Given request: The records below must be transcribed exactly. Do not include the pictures.

Stored data
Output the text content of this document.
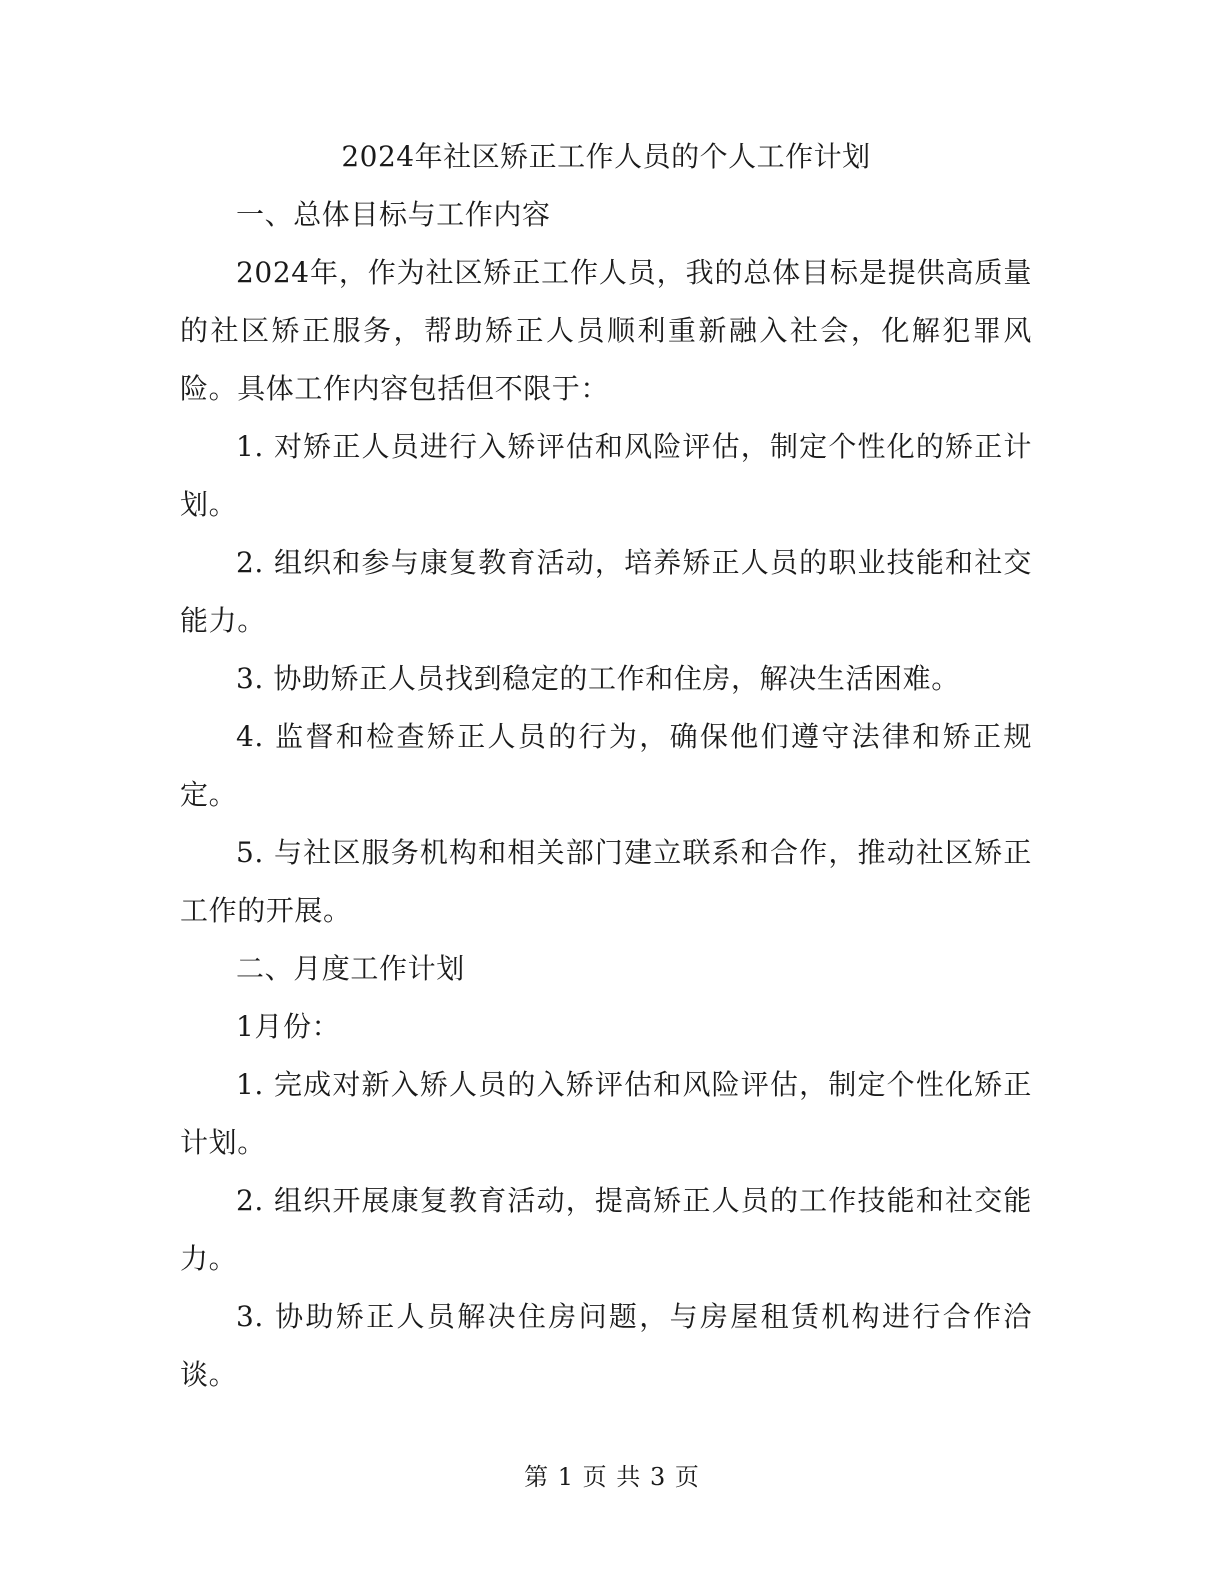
2024年社区矫正工作人员的个人工作计划

一、总体目标与工作内容

2024年，作为社区矫正工作人员，我的总体目标是提供高质量的社区矫正服务，帮助矫正人员顺利重新融入社会，化解犯罪风险。具体工作内容包括但不限于：

1. 对矫正人员进行入矫评估和风险评估，制定个性化的矫正计划。

2. 组织和参与康复教育活动，培养矫正人员的职业技能和社交能力。

3. 协助矫正人员找到稳定的工作和住房，解决生活困难。

4. 监督和检查矫正人员的行为，确保他们遵守法律和矫正规定。

5. 与社区服务机构和相关部门建立联系和合作，推动社区矫正工作的开展。

二、月度工作计划

1月份：

1. 完成对新入矫人员的入矫评估和风险评估，制定个性化矫正计划。

2. 组织开展康复教育活动，提高矫正人员的工作技能和社交能力。

3. 协助矫正人员解决住房问题，与房屋租赁机构进行合作洽谈。

第 1 页 共 3 页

Complete response:
Output the text content of this document.
2024年社区矫正工作人员的个人工作计划

一、总体目标与工作内容

2024年，作为社区矫正工作人员，我的总体目标是提供高质量的社区矫正服务，帮助矫正人员顺利重新融入社会，化解犯罪风险。具体工作内容包括但不限于：

1. 对矫正人员进行入矫评估和风险评估，制定个性化的矫正计划。

2. 组织和参与康复教育活动，培养矫正人员的职业技能和社交能力。

3. 协助矫正人员找到稳定的工作和住房，解决生活困难。

4. 监督和检查矫正人员的行为，确保他们遵守法律和矫正规定。

5. 与社区服务机构和相关部门建立联系和合作，推动社区矫正工作的开展。

二、月度工作计划

1月份：

1. 完成对新入矫人员的入矫评估和风险评估，制定个性化矫正计划。

2. 组织开展康复教育活动，提高矫正人员的工作技能和社交能力。

3. 协助矫正人员解决住房问题，与房屋租赁机构进行合作洽谈。

第 1 页 共 3 页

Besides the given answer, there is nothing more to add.